▶ _Information shown_:
════════

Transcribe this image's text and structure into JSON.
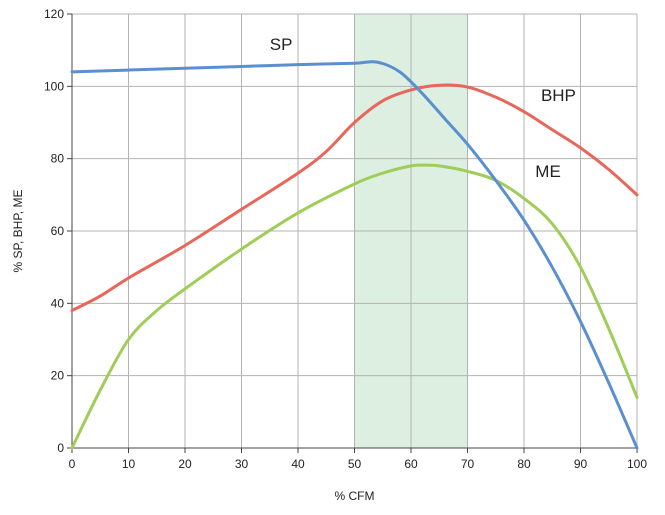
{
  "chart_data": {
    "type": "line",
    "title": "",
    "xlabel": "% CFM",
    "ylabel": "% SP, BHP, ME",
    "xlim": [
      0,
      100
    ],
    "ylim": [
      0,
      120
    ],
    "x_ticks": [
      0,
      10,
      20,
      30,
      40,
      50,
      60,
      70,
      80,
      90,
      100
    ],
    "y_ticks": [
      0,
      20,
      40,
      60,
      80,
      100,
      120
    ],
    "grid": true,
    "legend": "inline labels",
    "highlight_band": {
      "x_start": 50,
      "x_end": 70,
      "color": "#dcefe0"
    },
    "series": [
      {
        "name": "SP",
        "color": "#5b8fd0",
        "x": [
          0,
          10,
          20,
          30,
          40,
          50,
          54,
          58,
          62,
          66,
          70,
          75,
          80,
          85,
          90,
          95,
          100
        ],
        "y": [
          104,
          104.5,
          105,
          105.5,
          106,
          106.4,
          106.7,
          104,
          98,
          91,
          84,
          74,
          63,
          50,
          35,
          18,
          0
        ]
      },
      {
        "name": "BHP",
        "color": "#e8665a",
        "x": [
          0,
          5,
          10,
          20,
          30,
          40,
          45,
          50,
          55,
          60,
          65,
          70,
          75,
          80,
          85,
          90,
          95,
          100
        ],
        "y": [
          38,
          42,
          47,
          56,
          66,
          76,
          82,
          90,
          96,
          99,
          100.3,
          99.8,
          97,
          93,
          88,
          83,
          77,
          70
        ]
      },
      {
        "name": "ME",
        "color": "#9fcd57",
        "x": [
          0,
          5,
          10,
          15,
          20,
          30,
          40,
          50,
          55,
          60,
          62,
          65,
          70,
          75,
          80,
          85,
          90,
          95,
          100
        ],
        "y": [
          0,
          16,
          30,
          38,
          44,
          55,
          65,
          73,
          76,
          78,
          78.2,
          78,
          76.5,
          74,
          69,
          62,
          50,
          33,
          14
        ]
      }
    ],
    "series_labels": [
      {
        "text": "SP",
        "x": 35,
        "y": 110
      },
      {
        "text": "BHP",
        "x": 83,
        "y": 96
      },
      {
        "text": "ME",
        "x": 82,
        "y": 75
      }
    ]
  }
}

════════

Can the entries above be repeated exactly, without their pictures?

▶ _Problem solution_:
Transcribe this image's text and structure into JSON.
{
  "chart_data": {
    "type": "line",
    "title": "",
    "xlabel": "% CFM",
    "ylabel": "% SP, BHP, ME",
    "xlim": [
      0,
      100
    ],
    "ylim": [
      0,
      120
    ],
    "x_ticks": [
      0,
      10,
      20,
      30,
      40,
      50,
      60,
      70,
      80,
      90,
      100
    ],
    "y_ticks": [
      0,
      20,
      40,
      60,
      80,
      100,
      120
    ],
    "grid": true,
    "legend": "inline labels",
    "highlight_band": {
      "x_start": 50,
      "x_end": 70,
      "color": "#dcefe0"
    },
    "series": [
      {
        "name": "SP",
        "color": "#5b8fd0",
        "x": [
          0,
          10,
          20,
          30,
          40,
          50,
          54,
          58,
          62,
          66,
          70,
          75,
          80,
          85,
          90,
          95,
          100
        ],
        "y": [
          104,
          104.5,
          105,
          105.5,
          106,
          106.4,
          106.7,
          104,
          98,
          91,
          84,
          74,
          63,
          50,
          35,
          18,
          0
        ]
      },
      {
        "name": "BHP",
        "color": "#e8665a",
        "x": [
          0,
          5,
          10,
          20,
          30,
          40,
          45,
          50,
          55,
          60,
          65,
          70,
          75,
          80,
          85,
          90,
          95,
          100
        ],
        "y": [
          38,
          42,
          47,
          56,
          66,
          76,
          82,
          90,
          96,
          99,
          100.3,
          99.8,
          97,
          93,
          88,
          83,
          77,
          70
        ]
      },
      {
        "name": "ME",
        "color": "#9fcd57",
        "x": [
          0,
          5,
          10,
          15,
          20,
          30,
          40,
          50,
          55,
          60,
          62,
          65,
          70,
          75,
          80,
          85,
          90,
          95,
          100
        ],
        "y": [
          0,
          16,
          30,
          38,
          44,
          55,
          65,
          73,
          76,
          78,
          78.2,
          78,
          76.5,
          74,
          69,
          62,
          50,
          33,
          14
        ]
      }
    ],
    "series_labels": [
      {
        "text": "SP",
        "x": 35,
        "y": 110
      },
      {
        "text": "BHP",
        "x": 83,
        "y": 96
      },
      {
        "text": "ME",
        "x": 82,
        "y": 75
      }
    ]
  }
}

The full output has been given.